(Requirement): Please retype each of the following entries word for word.

━━━━━ Recorded information ━━━━━

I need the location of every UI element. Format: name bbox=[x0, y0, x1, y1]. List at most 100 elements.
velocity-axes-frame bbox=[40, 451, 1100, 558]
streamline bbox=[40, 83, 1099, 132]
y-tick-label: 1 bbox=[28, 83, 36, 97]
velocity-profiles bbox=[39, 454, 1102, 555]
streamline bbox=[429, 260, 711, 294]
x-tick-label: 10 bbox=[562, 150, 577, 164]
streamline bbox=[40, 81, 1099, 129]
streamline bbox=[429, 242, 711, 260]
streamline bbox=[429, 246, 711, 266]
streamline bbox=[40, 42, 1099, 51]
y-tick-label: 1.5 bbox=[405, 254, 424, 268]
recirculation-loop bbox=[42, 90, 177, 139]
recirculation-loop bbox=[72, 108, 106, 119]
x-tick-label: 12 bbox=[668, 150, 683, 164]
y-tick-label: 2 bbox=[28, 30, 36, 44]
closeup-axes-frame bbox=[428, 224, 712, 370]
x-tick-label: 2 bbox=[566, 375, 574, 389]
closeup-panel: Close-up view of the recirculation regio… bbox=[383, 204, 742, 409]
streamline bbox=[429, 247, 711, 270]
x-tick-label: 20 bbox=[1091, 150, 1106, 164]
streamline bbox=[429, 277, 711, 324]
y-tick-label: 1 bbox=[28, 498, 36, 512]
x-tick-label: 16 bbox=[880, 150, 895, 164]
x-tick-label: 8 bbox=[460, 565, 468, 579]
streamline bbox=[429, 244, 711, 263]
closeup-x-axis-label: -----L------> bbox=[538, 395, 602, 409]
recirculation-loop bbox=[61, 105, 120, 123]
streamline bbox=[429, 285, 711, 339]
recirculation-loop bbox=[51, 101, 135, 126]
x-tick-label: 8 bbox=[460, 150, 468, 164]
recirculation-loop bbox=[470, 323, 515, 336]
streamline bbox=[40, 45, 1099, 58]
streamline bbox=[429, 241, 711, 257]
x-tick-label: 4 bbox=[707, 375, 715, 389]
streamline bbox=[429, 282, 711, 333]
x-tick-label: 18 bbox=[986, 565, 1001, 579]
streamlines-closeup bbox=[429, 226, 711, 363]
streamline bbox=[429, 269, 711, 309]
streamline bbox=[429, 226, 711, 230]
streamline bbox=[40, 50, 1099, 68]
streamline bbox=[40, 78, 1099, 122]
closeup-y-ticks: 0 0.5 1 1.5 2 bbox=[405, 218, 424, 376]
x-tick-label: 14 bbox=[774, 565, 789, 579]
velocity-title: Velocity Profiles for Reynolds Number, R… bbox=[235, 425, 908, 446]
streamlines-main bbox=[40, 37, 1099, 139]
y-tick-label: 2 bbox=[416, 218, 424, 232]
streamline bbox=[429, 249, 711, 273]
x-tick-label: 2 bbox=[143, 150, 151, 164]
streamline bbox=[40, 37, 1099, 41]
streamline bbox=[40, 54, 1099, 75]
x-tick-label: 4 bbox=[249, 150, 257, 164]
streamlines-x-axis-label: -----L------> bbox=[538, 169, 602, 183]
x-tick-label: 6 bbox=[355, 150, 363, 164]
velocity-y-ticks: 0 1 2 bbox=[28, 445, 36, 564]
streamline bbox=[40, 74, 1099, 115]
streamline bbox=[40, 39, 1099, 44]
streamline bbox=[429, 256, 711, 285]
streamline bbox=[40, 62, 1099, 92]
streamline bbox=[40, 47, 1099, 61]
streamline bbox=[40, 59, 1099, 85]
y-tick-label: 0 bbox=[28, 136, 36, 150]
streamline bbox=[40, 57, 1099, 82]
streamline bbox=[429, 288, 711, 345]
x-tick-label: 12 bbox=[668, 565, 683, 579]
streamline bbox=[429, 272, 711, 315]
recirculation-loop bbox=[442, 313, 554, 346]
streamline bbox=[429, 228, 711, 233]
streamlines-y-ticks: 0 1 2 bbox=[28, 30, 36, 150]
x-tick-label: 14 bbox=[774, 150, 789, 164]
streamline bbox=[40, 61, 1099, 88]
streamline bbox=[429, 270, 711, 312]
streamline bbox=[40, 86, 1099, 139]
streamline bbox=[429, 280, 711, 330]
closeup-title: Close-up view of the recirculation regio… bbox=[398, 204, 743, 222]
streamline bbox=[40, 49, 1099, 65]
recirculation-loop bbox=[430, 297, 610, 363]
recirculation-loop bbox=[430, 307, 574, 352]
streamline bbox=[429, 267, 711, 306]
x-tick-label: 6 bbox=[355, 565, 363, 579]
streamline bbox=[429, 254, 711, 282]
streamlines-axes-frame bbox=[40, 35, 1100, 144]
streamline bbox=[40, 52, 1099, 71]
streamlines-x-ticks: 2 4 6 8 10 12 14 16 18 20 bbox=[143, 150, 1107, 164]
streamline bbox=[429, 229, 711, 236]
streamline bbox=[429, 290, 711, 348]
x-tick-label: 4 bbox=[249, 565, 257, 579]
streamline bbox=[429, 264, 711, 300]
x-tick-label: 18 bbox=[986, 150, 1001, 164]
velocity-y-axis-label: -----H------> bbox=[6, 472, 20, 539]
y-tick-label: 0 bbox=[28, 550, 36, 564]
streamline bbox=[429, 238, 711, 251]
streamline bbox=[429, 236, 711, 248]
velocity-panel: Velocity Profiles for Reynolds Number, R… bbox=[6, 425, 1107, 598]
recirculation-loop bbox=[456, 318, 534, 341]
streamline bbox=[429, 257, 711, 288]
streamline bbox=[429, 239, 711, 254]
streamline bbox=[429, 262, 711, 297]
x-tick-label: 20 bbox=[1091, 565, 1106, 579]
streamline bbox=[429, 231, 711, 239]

━━━━━

(Final result):
I need the location of every UI element. Format: name bbox=[x0, y0, x1, y1]. List at most 100 elements.
velocity-axes-frame bbox=[40, 451, 1100, 558]
streamline bbox=[40, 83, 1099, 132]
y-tick-label: 1 bbox=[28, 83, 36, 97]
velocity-profiles bbox=[39, 454, 1102, 555]
streamline bbox=[429, 260, 711, 294]
x-tick-label: 10 bbox=[562, 150, 577, 164]
streamline bbox=[40, 81, 1099, 129]
streamline bbox=[429, 242, 711, 260]
streamline bbox=[429, 246, 711, 266]
streamline bbox=[40, 42, 1099, 51]
y-tick-label: 1.5 bbox=[405, 254, 424, 268]
recirculation-loop bbox=[42, 90, 177, 139]
recirculation-loop bbox=[72, 108, 106, 119]
x-tick-label: 12 bbox=[668, 150, 683, 164]
y-tick-label: 2 bbox=[28, 30, 36, 44]
closeup-axes-frame bbox=[428, 224, 712, 370]
x-tick-label: 2 bbox=[566, 375, 574, 389]
closeup-panel: Close-up view of the recirculation regio… bbox=[383, 204, 742, 409]
streamline bbox=[429, 247, 711, 270]
x-tick-label: 20 bbox=[1091, 150, 1106, 164]
streamline bbox=[429, 277, 711, 324]
y-tick-label: 1 bbox=[28, 498, 36, 512]
x-tick-label: 16 bbox=[880, 150, 895, 164]
x-tick-label: 8 bbox=[460, 565, 468, 579]
streamline bbox=[429, 244, 711, 263]
closeup-x-axis-label: -----L------> bbox=[538, 395, 602, 409]
recirculation-loop bbox=[61, 105, 120, 123]
streamline bbox=[429, 285, 711, 339]
recirculation-loop bbox=[51, 101, 135, 126]
x-tick-label: 8 bbox=[460, 150, 468, 164]
recirculation-loop bbox=[470, 323, 515, 336]
streamline bbox=[40, 45, 1099, 58]
streamline bbox=[429, 241, 711, 257]
x-tick-label: 4 bbox=[707, 375, 715, 389]
streamline bbox=[429, 282, 711, 333]
x-tick-label: 18 bbox=[986, 565, 1001, 579]
streamlines-closeup bbox=[429, 226, 711, 363]
streamline bbox=[429, 269, 711, 309]
streamline bbox=[429, 226, 711, 230]
streamline bbox=[40, 50, 1099, 68]
streamline bbox=[40, 78, 1099, 122]
closeup-y-ticks: 0 0.5 1 1.5 2 bbox=[405, 218, 424, 376]
x-tick-label: 14 bbox=[774, 565, 789, 579]
velocity-title: Velocity Profiles for Reynolds Number, R… bbox=[235, 425, 908, 446]
streamlines-main bbox=[40, 37, 1099, 139]
y-tick-label: 2 bbox=[416, 218, 424, 232]
streamline bbox=[429, 249, 711, 273]
x-tick-label: 2 bbox=[143, 150, 151, 164]
streamline bbox=[40, 37, 1099, 41]
streamline bbox=[40, 54, 1099, 75]
x-tick-label: 4 bbox=[249, 150, 257, 164]
streamlines-x-axis-label: -----L------> bbox=[538, 169, 602, 183]
x-tick-label: 6 bbox=[355, 150, 363, 164]
velocity-y-ticks: 0 1 2 bbox=[28, 445, 36, 564]
streamline bbox=[40, 74, 1099, 115]
streamline bbox=[40, 39, 1099, 44]
streamline bbox=[429, 256, 711, 285]
streamline bbox=[40, 62, 1099, 92]
streamline bbox=[40, 47, 1099, 61]
streamline bbox=[40, 59, 1099, 85]
y-tick-label: 0 bbox=[28, 136, 36, 150]
streamline bbox=[40, 57, 1099, 82]
streamline bbox=[429, 288, 711, 345]
x-tick-label: 12 bbox=[668, 565, 683, 579]
streamline bbox=[429, 272, 711, 315]
recirculation-loop bbox=[442, 313, 554, 346]
streamline bbox=[429, 228, 711, 233]
streamlines-y-ticks: 0 1 2 bbox=[28, 30, 36, 150]
x-tick-label: 14 bbox=[774, 150, 789, 164]
streamline bbox=[40, 61, 1099, 88]
streamline bbox=[429, 270, 711, 312]
streamline bbox=[40, 86, 1099, 139]
streamline bbox=[429, 280, 711, 330]
closeup-title: Close-up view of the recirculation regio… bbox=[398, 204, 743, 222]
streamline bbox=[40, 49, 1099, 65]
recirculation-loop bbox=[430, 297, 610, 363]
recirculation-loop bbox=[430, 307, 574, 352]
streamline bbox=[429, 267, 711, 306]
x-tick-label: 6 bbox=[355, 565, 363, 579]
streamline bbox=[429, 254, 711, 282]
streamlines-axes-frame bbox=[40, 35, 1100, 144]
streamline bbox=[40, 52, 1099, 71]
streamlines-x-ticks: 2 4 6 8 10 12 14 16 18 20 bbox=[143, 150, 1107, 164]
streamline bbox=[429, 229, 711, 236]
streamline bbox=[429, 290, 711, 348]
x-tick-label: 4 bbox=[249, 565, 257, 579]
streamline bbox=[429, 264, 711, 300]
x-tick-label: 18 bbox=[986, 150, 1001, 164]
velocity-y-axis-label: -----H------> bbox=[6, 472, 20, 539]
y-tick-label: 0 bbox=[28, 550, 36, 564]
streamline bbox=[429, 238, 711, 251]
streamline bbox=[429, 236, 711, 248]
velocity-panel: Velocity Profiles for Reynolds Number, R… bbox=[6, 425, 1107, 598]
recirculation-loop bbox=[456, 318, 534, 341]
streamline bbox=[429, 257, 711, 288]
streamline bbox=[429, 239, 711, 254]
streamline bbox=[429, 262, 711, 297]
x-tick-label: 20 bbox=[1091, 565, 1106, 579]
streamline bbox=[429, 231, 711, 239]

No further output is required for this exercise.